■ **Task inputs**
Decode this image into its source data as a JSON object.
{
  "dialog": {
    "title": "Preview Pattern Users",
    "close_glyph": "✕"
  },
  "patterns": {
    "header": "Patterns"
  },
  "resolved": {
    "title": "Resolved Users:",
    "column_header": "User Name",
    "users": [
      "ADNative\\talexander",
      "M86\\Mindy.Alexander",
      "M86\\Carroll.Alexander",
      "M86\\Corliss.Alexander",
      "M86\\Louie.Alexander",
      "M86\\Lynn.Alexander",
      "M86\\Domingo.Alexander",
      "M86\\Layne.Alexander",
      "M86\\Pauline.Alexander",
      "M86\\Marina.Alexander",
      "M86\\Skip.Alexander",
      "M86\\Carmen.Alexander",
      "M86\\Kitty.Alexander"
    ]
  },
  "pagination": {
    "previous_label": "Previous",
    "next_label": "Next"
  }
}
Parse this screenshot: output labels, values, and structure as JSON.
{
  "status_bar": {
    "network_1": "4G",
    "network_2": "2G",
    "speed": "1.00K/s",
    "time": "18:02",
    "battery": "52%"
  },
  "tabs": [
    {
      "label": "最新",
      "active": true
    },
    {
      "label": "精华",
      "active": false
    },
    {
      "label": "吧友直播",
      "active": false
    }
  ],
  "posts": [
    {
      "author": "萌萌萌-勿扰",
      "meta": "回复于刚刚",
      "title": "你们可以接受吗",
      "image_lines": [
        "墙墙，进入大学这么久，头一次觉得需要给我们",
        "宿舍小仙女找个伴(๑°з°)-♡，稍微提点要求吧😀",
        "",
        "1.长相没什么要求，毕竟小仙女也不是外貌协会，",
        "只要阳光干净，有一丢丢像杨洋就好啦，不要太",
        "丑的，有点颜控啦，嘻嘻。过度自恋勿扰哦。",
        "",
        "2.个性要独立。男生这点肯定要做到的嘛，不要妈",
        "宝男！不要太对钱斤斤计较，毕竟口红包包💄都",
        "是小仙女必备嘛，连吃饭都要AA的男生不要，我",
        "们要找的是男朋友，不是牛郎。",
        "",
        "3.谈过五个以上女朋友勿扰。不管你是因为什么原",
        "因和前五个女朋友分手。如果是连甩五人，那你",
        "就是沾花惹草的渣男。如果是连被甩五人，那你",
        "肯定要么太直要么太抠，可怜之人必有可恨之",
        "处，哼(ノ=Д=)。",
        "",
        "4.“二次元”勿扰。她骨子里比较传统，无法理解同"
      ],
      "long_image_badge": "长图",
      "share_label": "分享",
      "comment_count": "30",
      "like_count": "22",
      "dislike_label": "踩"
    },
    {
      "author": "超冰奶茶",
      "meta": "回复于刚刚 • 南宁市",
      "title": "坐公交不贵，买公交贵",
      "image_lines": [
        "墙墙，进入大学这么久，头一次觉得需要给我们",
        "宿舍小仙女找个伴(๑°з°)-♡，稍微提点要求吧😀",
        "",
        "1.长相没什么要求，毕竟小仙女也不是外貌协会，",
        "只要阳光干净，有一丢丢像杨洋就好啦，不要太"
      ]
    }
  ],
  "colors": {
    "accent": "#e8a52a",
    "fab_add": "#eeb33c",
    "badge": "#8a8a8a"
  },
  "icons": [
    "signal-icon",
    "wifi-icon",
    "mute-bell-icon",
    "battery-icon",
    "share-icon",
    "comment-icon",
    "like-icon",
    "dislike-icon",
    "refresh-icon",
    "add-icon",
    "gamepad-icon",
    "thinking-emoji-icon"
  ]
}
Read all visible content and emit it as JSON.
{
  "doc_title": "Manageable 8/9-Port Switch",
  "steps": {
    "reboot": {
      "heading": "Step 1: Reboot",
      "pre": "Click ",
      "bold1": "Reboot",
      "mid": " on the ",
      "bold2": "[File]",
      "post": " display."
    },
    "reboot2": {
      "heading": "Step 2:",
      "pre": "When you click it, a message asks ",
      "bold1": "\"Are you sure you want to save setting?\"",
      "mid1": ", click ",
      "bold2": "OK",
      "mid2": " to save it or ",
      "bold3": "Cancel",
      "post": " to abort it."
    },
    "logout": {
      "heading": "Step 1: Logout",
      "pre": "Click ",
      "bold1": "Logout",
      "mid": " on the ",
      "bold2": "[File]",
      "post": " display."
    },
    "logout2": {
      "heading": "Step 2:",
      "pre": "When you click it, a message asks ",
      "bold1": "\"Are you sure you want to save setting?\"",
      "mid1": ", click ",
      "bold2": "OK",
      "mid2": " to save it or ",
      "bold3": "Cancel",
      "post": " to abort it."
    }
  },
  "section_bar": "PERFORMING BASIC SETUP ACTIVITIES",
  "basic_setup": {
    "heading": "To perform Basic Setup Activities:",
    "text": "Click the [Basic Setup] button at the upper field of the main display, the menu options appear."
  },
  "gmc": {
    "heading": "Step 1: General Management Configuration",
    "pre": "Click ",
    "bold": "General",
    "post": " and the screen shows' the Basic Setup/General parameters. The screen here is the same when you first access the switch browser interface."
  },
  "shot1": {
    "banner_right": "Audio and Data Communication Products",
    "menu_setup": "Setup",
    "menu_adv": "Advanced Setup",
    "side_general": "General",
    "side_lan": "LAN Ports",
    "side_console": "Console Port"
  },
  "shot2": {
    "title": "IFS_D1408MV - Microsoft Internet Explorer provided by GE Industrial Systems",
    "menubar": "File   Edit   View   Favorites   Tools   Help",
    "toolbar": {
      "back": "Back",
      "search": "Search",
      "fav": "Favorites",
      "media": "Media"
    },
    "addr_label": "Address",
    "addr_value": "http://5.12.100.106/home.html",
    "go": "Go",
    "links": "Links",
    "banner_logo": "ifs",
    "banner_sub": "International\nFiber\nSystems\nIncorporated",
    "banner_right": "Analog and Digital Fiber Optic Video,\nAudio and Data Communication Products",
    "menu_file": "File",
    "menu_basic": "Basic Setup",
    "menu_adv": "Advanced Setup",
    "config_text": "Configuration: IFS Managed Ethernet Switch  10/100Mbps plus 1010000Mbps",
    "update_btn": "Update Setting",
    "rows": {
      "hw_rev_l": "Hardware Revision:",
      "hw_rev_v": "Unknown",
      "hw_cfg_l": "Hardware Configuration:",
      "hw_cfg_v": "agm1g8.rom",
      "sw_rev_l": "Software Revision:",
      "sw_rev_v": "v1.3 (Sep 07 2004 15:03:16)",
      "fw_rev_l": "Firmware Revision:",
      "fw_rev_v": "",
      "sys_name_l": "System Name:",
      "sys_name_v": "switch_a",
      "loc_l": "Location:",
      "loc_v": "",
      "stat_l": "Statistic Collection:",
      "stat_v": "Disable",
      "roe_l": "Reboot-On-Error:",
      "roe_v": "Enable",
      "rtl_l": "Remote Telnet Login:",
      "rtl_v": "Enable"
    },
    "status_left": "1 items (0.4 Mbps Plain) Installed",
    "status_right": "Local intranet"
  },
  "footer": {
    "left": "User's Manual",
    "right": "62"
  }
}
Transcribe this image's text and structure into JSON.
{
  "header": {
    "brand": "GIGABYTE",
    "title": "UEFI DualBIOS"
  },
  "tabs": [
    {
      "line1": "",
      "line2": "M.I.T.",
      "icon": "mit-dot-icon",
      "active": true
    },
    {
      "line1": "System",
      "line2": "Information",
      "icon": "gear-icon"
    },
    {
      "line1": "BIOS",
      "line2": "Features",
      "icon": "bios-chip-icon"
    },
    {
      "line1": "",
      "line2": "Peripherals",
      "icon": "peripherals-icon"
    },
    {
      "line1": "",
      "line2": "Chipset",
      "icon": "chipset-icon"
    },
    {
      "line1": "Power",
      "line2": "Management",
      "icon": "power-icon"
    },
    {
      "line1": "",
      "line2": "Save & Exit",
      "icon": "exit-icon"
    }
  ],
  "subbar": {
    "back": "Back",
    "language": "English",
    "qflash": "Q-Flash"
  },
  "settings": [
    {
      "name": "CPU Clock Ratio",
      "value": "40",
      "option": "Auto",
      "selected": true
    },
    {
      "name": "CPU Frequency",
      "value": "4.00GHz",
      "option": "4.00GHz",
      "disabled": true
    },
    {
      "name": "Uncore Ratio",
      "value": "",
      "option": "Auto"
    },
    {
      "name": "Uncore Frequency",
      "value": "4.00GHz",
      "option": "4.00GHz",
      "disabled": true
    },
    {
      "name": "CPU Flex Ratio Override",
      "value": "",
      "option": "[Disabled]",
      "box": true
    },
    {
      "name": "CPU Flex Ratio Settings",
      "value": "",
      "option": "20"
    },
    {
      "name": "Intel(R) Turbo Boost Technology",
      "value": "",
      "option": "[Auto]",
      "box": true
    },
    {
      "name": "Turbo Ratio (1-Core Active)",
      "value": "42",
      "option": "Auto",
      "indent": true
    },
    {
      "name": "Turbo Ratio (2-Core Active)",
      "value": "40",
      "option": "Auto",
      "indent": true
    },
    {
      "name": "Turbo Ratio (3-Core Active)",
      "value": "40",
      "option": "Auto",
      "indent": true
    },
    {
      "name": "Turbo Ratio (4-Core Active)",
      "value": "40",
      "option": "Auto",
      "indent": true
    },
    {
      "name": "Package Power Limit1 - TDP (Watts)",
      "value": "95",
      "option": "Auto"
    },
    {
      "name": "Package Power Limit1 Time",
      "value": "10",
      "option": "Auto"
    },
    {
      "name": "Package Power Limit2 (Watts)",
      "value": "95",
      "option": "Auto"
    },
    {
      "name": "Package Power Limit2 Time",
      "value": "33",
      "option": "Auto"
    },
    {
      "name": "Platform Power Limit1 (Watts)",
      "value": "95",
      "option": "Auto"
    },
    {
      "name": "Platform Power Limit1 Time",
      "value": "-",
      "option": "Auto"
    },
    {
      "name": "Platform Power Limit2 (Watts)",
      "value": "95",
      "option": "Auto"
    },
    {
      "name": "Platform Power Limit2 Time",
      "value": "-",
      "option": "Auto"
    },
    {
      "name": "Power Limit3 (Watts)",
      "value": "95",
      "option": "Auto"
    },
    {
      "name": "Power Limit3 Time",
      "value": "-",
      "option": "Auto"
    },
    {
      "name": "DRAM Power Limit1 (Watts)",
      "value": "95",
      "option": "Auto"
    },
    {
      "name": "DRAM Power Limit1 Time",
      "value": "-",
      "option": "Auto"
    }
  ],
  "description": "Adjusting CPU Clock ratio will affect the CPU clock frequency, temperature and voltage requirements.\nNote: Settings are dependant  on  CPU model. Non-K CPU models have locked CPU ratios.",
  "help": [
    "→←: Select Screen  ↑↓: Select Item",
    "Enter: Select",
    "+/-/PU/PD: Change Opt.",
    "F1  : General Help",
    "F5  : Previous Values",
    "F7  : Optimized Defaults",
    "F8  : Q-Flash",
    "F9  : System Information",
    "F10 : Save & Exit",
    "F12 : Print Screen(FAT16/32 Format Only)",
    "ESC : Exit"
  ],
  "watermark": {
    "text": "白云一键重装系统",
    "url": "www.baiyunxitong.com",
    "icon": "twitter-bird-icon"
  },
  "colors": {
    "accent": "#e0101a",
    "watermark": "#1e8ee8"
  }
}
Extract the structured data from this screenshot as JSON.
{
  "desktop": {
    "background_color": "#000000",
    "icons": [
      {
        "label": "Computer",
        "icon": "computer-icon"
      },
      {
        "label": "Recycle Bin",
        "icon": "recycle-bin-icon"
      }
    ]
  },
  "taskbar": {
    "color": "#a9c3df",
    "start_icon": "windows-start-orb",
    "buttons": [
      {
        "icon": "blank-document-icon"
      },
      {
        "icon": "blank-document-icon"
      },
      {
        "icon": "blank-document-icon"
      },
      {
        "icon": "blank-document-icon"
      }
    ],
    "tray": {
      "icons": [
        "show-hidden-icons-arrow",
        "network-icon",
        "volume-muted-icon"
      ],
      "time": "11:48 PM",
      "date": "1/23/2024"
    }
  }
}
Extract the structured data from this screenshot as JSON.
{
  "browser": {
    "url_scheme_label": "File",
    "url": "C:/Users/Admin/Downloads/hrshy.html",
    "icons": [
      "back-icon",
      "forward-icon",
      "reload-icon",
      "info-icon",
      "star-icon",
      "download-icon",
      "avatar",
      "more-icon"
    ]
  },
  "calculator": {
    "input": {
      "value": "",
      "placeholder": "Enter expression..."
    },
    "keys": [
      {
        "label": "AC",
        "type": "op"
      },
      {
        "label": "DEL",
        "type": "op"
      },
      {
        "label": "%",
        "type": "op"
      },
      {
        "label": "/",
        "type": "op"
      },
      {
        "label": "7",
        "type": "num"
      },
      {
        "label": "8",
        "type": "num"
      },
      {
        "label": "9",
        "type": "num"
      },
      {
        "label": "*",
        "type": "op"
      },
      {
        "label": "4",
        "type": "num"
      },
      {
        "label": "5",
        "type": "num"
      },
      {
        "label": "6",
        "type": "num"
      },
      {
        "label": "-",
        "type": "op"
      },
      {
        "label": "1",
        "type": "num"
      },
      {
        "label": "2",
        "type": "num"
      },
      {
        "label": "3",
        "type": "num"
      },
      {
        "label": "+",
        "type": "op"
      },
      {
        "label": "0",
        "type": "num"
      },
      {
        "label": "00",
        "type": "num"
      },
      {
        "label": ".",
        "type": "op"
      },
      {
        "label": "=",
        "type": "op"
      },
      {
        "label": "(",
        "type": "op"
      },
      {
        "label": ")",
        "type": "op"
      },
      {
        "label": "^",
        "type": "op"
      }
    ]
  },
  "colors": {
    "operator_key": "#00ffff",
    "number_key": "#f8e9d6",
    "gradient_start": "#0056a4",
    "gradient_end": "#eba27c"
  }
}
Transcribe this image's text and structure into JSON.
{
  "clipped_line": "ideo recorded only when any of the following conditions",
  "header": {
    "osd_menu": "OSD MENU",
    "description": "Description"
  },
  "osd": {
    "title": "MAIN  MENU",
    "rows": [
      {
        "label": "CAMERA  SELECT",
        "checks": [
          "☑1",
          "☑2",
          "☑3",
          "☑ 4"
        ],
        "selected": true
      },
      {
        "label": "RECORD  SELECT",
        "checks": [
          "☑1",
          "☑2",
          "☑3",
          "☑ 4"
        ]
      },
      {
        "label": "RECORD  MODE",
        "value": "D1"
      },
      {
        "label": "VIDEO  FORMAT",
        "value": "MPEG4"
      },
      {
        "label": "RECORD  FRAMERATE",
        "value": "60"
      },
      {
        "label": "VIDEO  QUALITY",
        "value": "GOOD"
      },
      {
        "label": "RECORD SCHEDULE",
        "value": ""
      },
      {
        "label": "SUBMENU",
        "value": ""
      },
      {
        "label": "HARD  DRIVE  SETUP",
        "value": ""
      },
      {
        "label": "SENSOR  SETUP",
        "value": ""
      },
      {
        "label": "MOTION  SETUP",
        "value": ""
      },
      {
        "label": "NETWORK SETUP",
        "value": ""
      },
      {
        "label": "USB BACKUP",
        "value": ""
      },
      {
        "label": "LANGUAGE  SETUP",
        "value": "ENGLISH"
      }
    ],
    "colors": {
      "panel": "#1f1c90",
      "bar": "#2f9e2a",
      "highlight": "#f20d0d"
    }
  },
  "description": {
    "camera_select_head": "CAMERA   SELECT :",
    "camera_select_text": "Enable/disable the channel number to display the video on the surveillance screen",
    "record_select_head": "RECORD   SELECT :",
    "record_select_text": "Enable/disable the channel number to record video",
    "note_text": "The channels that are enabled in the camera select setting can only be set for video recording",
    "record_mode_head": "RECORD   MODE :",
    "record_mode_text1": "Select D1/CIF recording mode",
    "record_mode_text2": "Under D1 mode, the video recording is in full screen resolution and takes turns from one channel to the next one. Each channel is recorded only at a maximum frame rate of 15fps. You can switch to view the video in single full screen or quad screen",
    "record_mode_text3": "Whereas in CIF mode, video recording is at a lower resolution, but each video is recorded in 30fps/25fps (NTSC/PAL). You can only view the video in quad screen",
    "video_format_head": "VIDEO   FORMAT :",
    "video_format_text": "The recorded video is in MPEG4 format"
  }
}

■ **Stated goal**
Copy every line above that includes the string "有一丢丢像杨洋就好啦".

■ **Task result**
        "只要阳光干净，有一丢丢像杨洋就好啦，不要太",
        "只要阳光干净，有一丢丢像杨洋就好啦，不要太"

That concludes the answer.